The problem: Write the material out again in full, word for word. Do not include the pictures.

Records provided:
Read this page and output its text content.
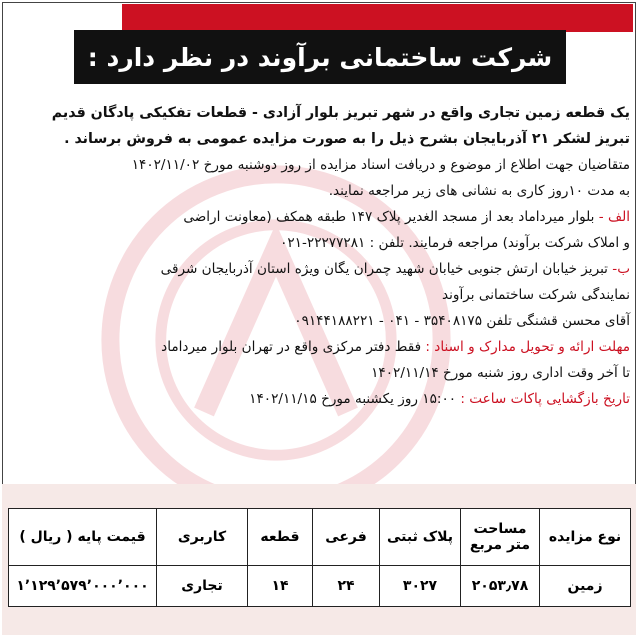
شرکت ساختمانی برآوند در نظر دارد :
یک قطعه زمین تجاری واقع در شهر تبریز بلوار آزادی - قطعات تفکیکی پادگان قدیم
تبریز لشکر ۲۱ آذربایجان بشرح ذیل را به صورت مزایده عمومی به فروش برساند .
متقاضیان جهت اطلاع از موضوع و دریافت اسناد مزایده از روز دوشنبه مورخ ۱۴۰۲/۱۱/۰۲
به مدت ۱۰روز کاری به نشانی های زیر مراجعه نمایند.
الف - بلوار میرداماد بعد از مسجد الغدیر پلاک ۱۴۷ طبقه همکف (معاونت اراضی
و املاک شرکت برآوند) مراجعه فرمایند. تلفن : ۲۲۲۷۷۲۸۱-۰۲۱
ب- تبریز خیابان ارتش جنوبی خیابان شهید چمران یگان ویژه استان آذربایجان شرقی
نمایندگی شرکت ساختمانی برآوند
آقای محسن قشنگی تلفن ۳۵۴۰۸۱۷۵ - ۰۴۱ - ۰۹۱۴۴۱۸۸۲۲۱
مهلت ارائه و تحویل مدارک و اسناد : فقط دفتر مرکزی واقع در تهران بلوار میرداماد
تا آخر وقت اداری روز شنبه مورخ ۱۴۰۲/۱۱/۱۴
تاریخ بازگشایی پاکات ساعت : ۱۵:۰۰ روز یکشنبه مورخ ۱۴۰۲/۱۱/۱۵
نوع مزایده	مساحت متر مربع	پلاک ثبتی	فرعی	قطعه	کاربری	قیمت پایه ( ریال )
زمین	۲۰۵۳٫۷۸	۳۰۲۷	۲۴	۱۴	تجاری	۱٬۱۲۹٬۵۷۹٬۰۰۰٬۰۰۰
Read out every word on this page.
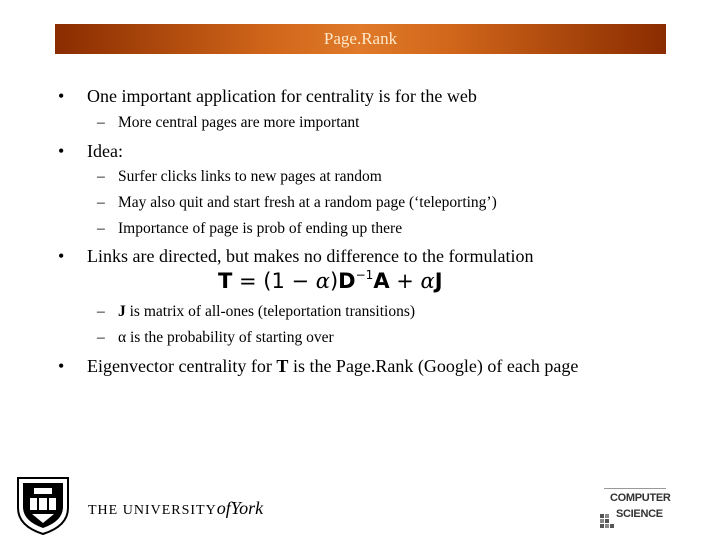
Page.Rank
• One important application for centrality is for the web
– More central pages are more important
• Idea:
– Surfer clicks links to new pages at random
– May also quit and start fresh at a random page (‘teleporting’)
– Importance of page is prob of ending up there
• Links are directed, but makes no difference to the formulation
$T = (1 - \alpha)D^{-1}A + \alpha J$
– J is matrix of all-ones (teleportation transitions)
– α is the probability of starting over
• Eigenvector centrality for T is the Page.Rank (Google) of each page
THE UNIVERSITYofYork	COMPUTER
SCIENCE
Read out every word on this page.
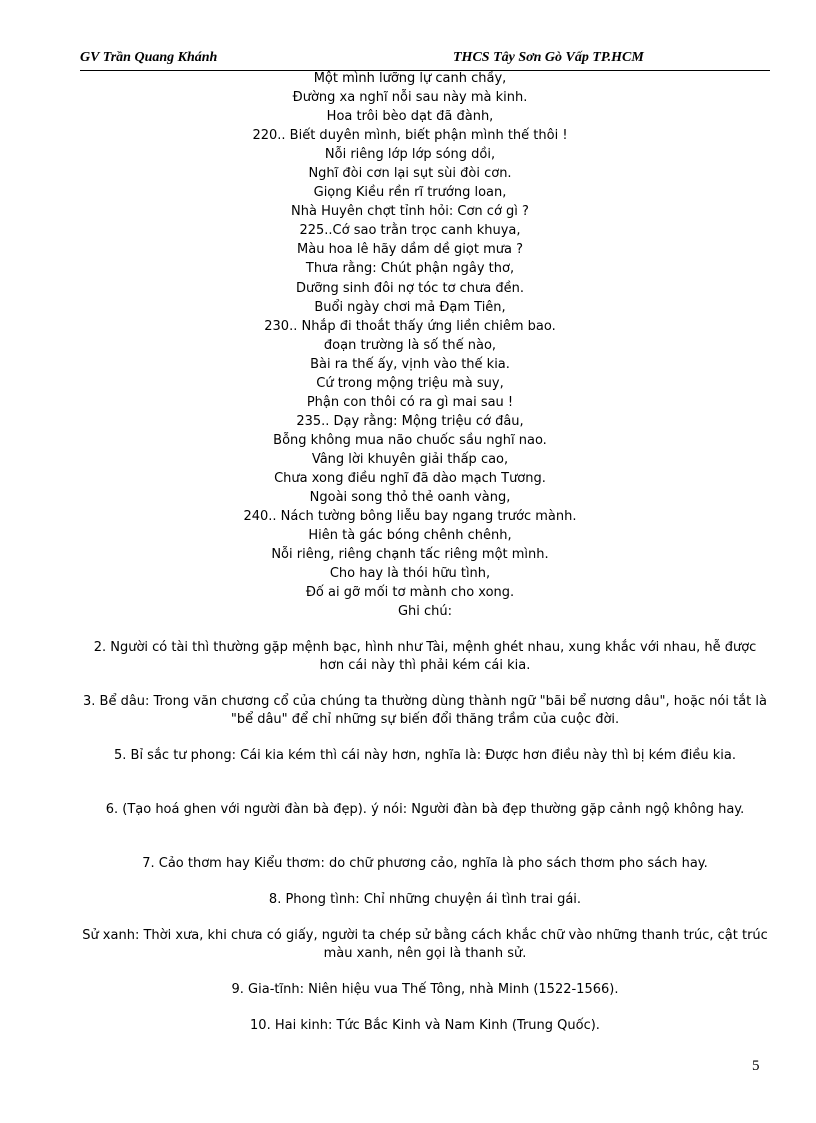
GV Trần Quang Khánh	THCS Tây Sơn Gò Vấp TP.HCM
Một mình lưỡng lự canh chầy,
Đường xa nghĩ nỗi sau này mà kinh.
Hoa trôi bèo dạt đã đành,
220.. Biết duyên mình, biết phận mình thế thôi !
Nỗi riêng lớp lớp sóng dồi,
Nghĩ đòi cơn lại sụt sùi đòi cơn.
Giọng Kiều rền rĩ trướng loan,
Nhà Huyên chợt tỉnh hỏi: Cơn cớ gì ?
225..Cớ sao trằn trọc canh khuya,
Màu hoa lê hãy dầm dề giọt mưa ?
Thưa rằng: Chút phận ngây thơ,
Dưỡng sinh đôi nợ tóc tơ chưa đền.
Buổi ngày chơi mả Đạm Tiên,
230.. Nhắp đi thoắt thấy ứng liền chiêm bao.
đoạn trường là số thế nào,
Bài ra thế ấy, vịnh vào thế kia.
Cứ trong mộng triệu mà suy,
Phận con thôi có ra gì mai sau !
235.. Dạy rằng: Mộng triệu cớ đâu,
Bỗng không mua não chuốc sầu nghĩ nao.
Vâng lời khuyên giải thấp cao,
Chưa xong điều nghĩ đã dào mạch Tương.
Ngoài song thỏ thẻ oanh vàng,
240.. Nách tường bông liễu bay ngang trước mành.
Hiên tà gác bóng chênh chênh,
Nỗi riêng, riêng chạnh tấc riêng một mình.
Cho hay là thói hữu tình,
Đố ai gỡ mối tơ mành cho xong.

Ghi chú:

2. Người có tài thì thường gặp mệnh bạc, hình như Tài, mệnh ghét nhau, xung khắc với nhau, hễ được hơn cái này thì phải kém cái kia.

3. Bể dâu: Trong văn chương cổ của chúng ta thường dùng thành ngữ "bãi bể nương dâu", hoặc nói tắt là "bể dâu" để chỉ những sự biến đổi thăng trầm của cuộc đời.

5. Bỉ sắc tư phong: Cái kia kém thì cái này hơn, nghĩa là: Được hơn điều này thì bị kém điều kia.

6. (Tạo hoá ghen với người đàn bà đẹp). ý nói: Người đàn bà đẹp thường gặp cảnh ngộ không hay.

7. Cảo thơm hay Kiểu thơm: do chữ phương cảo, nghĩa là pho sách thơm pho sách hay.

8. Phong tình: Chỉ những chuyện ái tình trai gái.

Sử xanh: Thời xưa, khi chưa có giấy, người ta chép sử bằng cách khắc chữ vào những thanh trúc, cật trúc màu xanh, nên gọi là thanh sử.

9. Gia-tĩnh: Niên hiệu vua Thế Tông, nhà Minh (1522-1566).

10. Hai kinh: Tức Bắc Kinh và Nam Kinh (Trung Quốc).

5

Exercise answer:
Read this page and output its text content.
شرکت ساختمانی برآوند در نظر دارد :
یک قطعه زمین تجاری واقع در شهر تبریز بلوار آزادی - قطعات تفکیکی پادگان قدیم
تبریز لشکر ۲۱ آذربایجان بشرح ذیل را به صورت مزایده عمومی به فروش برساند .
متقاضیان جهت اطلاع از موضوع و دریافت اسناد مزایده از روز دوشنبه مورخ ۱۴۰۲/۱۱/۰۲
به مدت ۱۰روز کاری به نشانی های زیر مراجعه نمایند.
الف - بلوار میرداماد بعد از مسجد الغدیر پلاک ۱۴۷ طبقه همکف (معاونت اراضی
و املاک شرکت برآوند) مراجعه فرمایند. تلفن : ۲۲۲۷۷۲۸۱-۰۲۱
ب- تبریز خیابان ارتش جنوبی خیابان شهید چمران یگان ویژه استان آذربایجان شرقی
نمایندگی شرکت ساختمانی برآوند
آقای محسن قشنگی تلفن ۳۵۴۰۸۱۷۵ - ۰۴۱ - ۰۹۱۴۴۱۸۸۲۲۱
مهلت ارائه و تحویل مدارک و اسناد : فقط دفتر مرکزی واقع در تهران بلوار میرداماد
تا آخر وقت اداری روز شنبه مورخ ۱۴۰۲/۱۱/۱۴
تاریخ بازگشایی پاکات ساعت : ۱۵:۰۰ روز یکشنبه مورخ ۱۴۰۲/۱۱/۱۵
نوع مزایده	مساحت متر مربع	پلاک ثبتی	فرعی	قطعه	کاربری	قیمت پایه ( ریال )
زمین	۲۰۵۳٫۷۸	۳۰۲۷	۲۴	۱۴	تجاری	۱٬۱۲۹٬۵۷۹٬۰۰۰٬۰۰۰
Read out every word on this page.
Page.Rank
• One important application for centrality is for the web
– More central pages are more important
• Idea:
– Surfer clicks links to new pages at random
– May also quit and start fresh at a random page (‘teleporting’)
– Importance of page is prob of ending up there
• Links are directed, but makes no difference to the formulation
$T = (1 - \alpha)D^{-1}A + \alpha J$
– J is matrix of all-ones (teleportation transitions)
– α is the probability of starting over
• Eigenvector centrality for T is the Page.Rank (Google) of each page
THE UNIVERSITYofYork	COMPUTER
SCIENCE
Read out every word on this page.
GV Trần Quang Khánh	THCS Tây Sơn Gò Vấp TP.HCM
Một mình lưỡng lự canh chầy,
Đường xa nghĩ nỗi sau này mà kinh.
Hoa trôi bèo dạt đã đành,
220.. Biết duyên mình, biết phận mình thế thôi !
Nỗi riêng lớp lớp sóng dồi,
Nghĩ đòi cơn lại sụt sùi đòi cơn.
Giọng Kiều rền rĩ trướng loan,
Nhà Huyên chợt tỉnh hỏi: Cơn cớ gì ?
225..Cớ sao trằn trọc canh khuya,
Màu hoa lê hãy dầm dề giọt mưa ?
Thưa rằng: Chút phận ngây thơ,
Dưỡng sinh đôi nợ tóc tơ chưa đền.
Buổi ngày chơi mả Đạm Tiên,
230.. Nhắp đi thoắt thấy ứng liền chiêm bao.
đoạn trường là số thế nào,
Bài ra thế ấy, vịnh vào thế kia.
Cứ trong mộng triệu mà suy,
Phận con thôi có ra gì mai sau !
235.. Dạy rằng: Mộng triệu cớ đâu,
Bỗng không mua não chuốc sầu nghĩ nao.
Vâng lời khuyên giải thấp cao,
Chưa xong điều nghĩ đã dào mạch Tương.
Ngoài song thỏ thẻ oanh vàng,
240.. Nách tường bông liễu bay ngang trước mành.
Hiên tà gác bóng chênh chênh,
Nỗi riêng, riêng chạnh tấc riêng một mình.
Cho hay là thói hữu tình,
Đố ai gỡ mối tơ mành cho xong.

Ghi chú:

2. Người có tài thì thường gặp mệnh bạc, hình như Tài, mệnh ghét nhau, xung khắc với nhau, hễ được hơn cái này thì phải kém cái kia.

3. Bể dâu: Trong văn chương cổ của chúng ta thường dùng thành ngữ "bãi bể nương dâu", hoặc nói tắt là "bể dâu" để chỉ những sự biến đổi thăng trầm của cuộc đời.

5. Bỉ sắc tư phong: Cái kia kém thì cái này hơn, nghĩa là: Được hơn điều này thì bị kém điều kia.

6. (Tạo hoá ghen với người đàn bà đẹp). ý nói: Người đàn bà đẹp thường gặp cảnh ngộ không hay.

7. Cảo thơm hay Kiểu thơm: do chữ phương cảo, nghĩa là pho sách thơm pho sách hay.

8. Phong tình: Chỉ những chuyện ái tình trai gái.

Sử xanh: Thời xưa, khi chưa có giấy, người ta chép sử bằng cách khắc chữ vào những thanh trúc, cật trúc màu xanh, nên gọi là thanh sử.

9. Gia-tĩnh: Niên hiệu vua Thế Tông, nhà Minh (1522-1566).

10. Hai kinh: Tức Bắc Kinh và Nam Kinh (Trung Quốc).

5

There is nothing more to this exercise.